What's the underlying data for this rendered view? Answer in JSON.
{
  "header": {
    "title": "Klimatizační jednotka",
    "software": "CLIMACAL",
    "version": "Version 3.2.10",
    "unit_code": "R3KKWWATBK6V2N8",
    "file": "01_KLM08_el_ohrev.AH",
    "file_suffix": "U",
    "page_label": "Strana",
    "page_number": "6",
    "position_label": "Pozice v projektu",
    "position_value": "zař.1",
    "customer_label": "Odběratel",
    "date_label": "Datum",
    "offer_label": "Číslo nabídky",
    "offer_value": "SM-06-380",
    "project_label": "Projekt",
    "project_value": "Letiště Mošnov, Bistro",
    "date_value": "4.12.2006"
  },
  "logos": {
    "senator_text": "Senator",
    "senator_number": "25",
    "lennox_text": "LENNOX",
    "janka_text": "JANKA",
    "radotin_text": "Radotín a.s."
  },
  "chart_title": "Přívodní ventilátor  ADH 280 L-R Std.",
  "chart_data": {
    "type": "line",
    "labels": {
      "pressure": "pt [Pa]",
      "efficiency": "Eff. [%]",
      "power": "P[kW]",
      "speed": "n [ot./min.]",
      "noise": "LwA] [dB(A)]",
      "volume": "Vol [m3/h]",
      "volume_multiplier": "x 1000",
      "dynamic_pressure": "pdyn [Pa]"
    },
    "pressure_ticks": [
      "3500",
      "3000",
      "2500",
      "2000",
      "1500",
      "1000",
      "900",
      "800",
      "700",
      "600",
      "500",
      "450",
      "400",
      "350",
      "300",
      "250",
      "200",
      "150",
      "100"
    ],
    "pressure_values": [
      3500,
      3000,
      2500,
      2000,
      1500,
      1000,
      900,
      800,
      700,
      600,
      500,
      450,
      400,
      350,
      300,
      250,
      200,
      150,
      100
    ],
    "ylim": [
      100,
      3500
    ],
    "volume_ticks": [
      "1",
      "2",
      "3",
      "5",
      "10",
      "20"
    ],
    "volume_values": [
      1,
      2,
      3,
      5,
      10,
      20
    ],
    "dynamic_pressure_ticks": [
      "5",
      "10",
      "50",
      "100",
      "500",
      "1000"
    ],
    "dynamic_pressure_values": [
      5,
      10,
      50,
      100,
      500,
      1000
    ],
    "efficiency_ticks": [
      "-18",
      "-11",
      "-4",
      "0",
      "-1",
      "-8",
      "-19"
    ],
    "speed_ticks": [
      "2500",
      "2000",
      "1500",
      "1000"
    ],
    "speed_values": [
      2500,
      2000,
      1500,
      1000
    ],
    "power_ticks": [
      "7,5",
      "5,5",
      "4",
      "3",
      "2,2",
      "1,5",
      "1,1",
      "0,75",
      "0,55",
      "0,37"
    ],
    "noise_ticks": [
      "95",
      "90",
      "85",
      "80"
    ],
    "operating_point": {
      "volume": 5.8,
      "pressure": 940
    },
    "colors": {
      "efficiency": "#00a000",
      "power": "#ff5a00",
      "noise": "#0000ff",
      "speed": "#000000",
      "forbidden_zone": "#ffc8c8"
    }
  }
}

----

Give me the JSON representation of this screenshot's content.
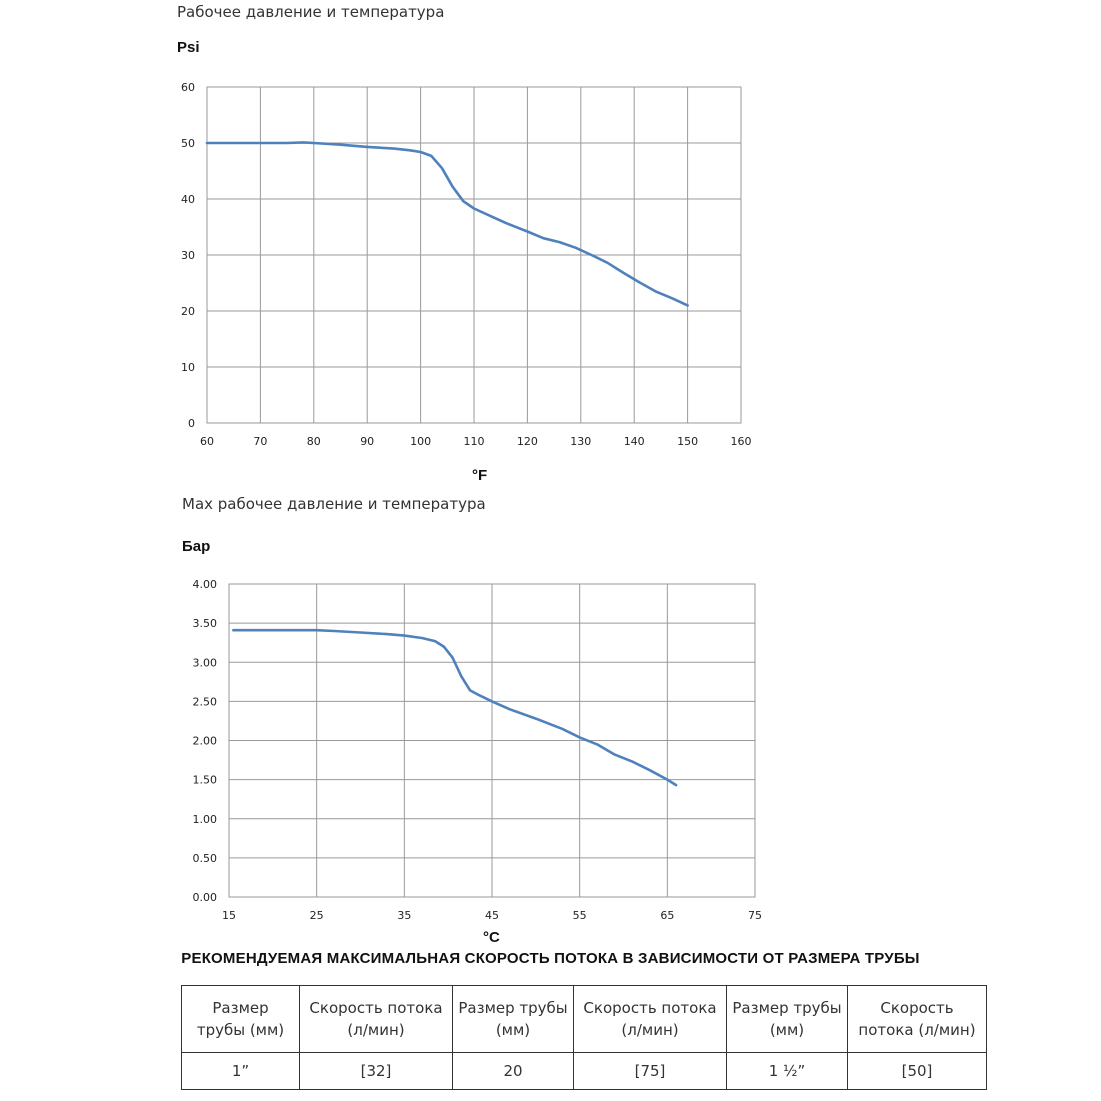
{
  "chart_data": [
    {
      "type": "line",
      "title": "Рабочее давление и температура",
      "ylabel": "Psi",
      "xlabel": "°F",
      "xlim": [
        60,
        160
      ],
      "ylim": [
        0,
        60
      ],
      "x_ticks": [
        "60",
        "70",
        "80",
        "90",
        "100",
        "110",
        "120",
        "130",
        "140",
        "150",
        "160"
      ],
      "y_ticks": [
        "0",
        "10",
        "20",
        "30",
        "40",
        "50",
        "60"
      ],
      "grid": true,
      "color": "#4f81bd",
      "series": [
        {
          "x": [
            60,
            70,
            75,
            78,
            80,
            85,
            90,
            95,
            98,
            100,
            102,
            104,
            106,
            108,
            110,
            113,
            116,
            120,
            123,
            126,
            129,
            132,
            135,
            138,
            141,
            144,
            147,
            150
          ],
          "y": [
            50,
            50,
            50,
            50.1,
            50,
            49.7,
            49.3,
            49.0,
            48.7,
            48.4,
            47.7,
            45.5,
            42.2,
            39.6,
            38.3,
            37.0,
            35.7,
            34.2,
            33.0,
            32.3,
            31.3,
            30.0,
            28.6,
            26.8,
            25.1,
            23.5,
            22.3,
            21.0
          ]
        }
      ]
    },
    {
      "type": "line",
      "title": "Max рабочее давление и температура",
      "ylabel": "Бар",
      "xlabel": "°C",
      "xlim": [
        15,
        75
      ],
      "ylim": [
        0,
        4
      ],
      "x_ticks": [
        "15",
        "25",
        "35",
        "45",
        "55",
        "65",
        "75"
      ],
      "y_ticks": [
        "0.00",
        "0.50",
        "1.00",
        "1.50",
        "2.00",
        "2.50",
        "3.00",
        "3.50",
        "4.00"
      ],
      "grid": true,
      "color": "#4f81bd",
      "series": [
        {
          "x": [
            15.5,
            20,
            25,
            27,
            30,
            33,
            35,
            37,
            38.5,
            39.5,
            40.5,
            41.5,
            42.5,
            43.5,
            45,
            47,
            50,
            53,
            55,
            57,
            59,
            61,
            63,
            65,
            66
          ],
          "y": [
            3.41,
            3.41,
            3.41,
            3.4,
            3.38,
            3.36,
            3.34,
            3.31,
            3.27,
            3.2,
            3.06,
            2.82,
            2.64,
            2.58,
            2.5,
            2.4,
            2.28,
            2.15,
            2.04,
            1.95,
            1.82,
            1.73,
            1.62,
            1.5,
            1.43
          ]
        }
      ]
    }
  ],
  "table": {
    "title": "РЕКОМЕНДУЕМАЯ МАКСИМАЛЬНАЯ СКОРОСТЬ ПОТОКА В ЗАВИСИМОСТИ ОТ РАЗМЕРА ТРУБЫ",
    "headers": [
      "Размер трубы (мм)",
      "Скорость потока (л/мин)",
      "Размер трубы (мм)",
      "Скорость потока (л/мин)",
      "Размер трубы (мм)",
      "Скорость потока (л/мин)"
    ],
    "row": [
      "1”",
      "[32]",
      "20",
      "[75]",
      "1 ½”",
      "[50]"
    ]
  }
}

----

Stated exercise: Lines containing the string "давление" should be counted; reply with their number and nothing more.

Output below: 2